Challenge >>
Filter the listing below, copying every line in which the word "Assumptions" appears.

↓

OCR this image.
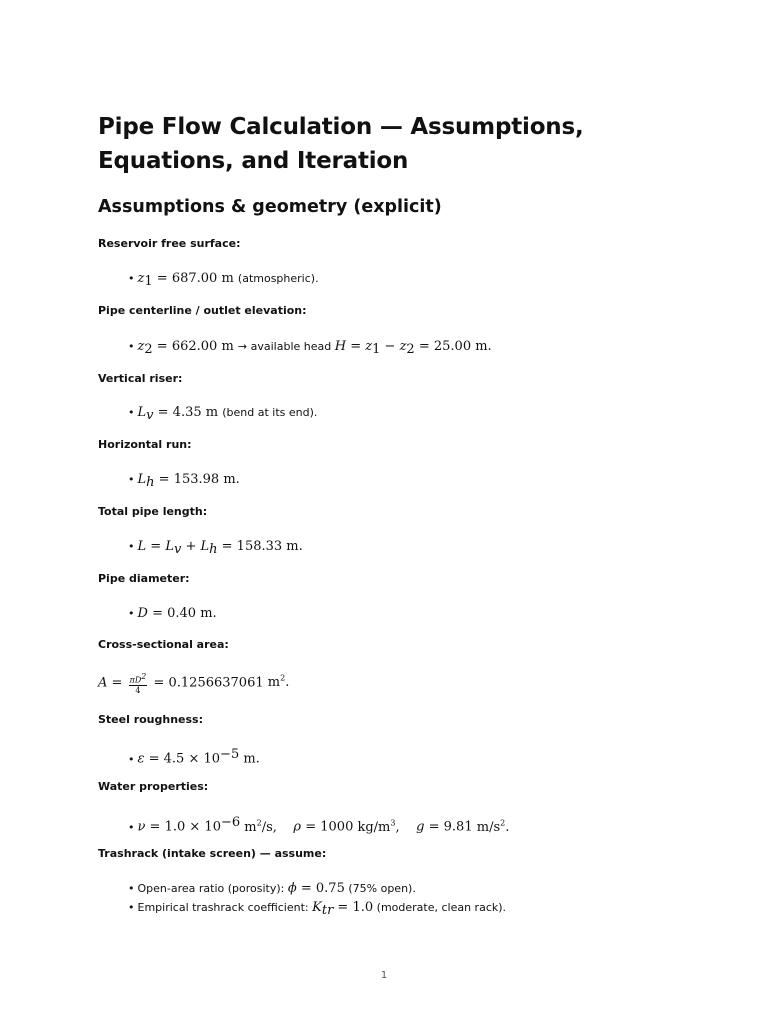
Pipe Flow Calculation — Assumptions, Equations, and Iteration
Assumptions & geometry (explicit)

Reservoir free surface:

• $z_1 = 687.00$ m (atmospheric).

Pipe centerline / outlet elevation:

• $z_2 = 662.00$ m → available head $H = z_1 - z_2 = 25.00$ m.

Vertical riser:

• $L_v = 4.35$ m (bend at its end).

Horizontal run:

• $L_h = 153.98$ m.

Total pipe length:

• $L = L_v + L_h = 158.33$ m.

Pipe diameter:

• D = 0.40 m.

Cross-sectional area:

$A = \frac{\pi D^2}{4} = 0.1256637061$ $m^2$.

Steel roughness:

• $\varepsilon = 4.5 \times 10^{-5}$ m.

Water properties:

• $\nu = 1.0 \times 10^{-6}$ $m^2/s$,    ρ = 1000 $kg/m^3$,    g = 9.81 $m/s^2$.

Trashrack (intake screen) — assume:

• Open-area ratio (porosity): ϕ = 0.75 (75% open).

• Empirical trashrack coefficient: $K_{tr} = 1.0$ (moderate, clean rack).

1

↑

Solution for this exercise >>
Pipe Flow Calculation — Assumptions, Equations, and Iteration
Assumptions & geometry (explicit)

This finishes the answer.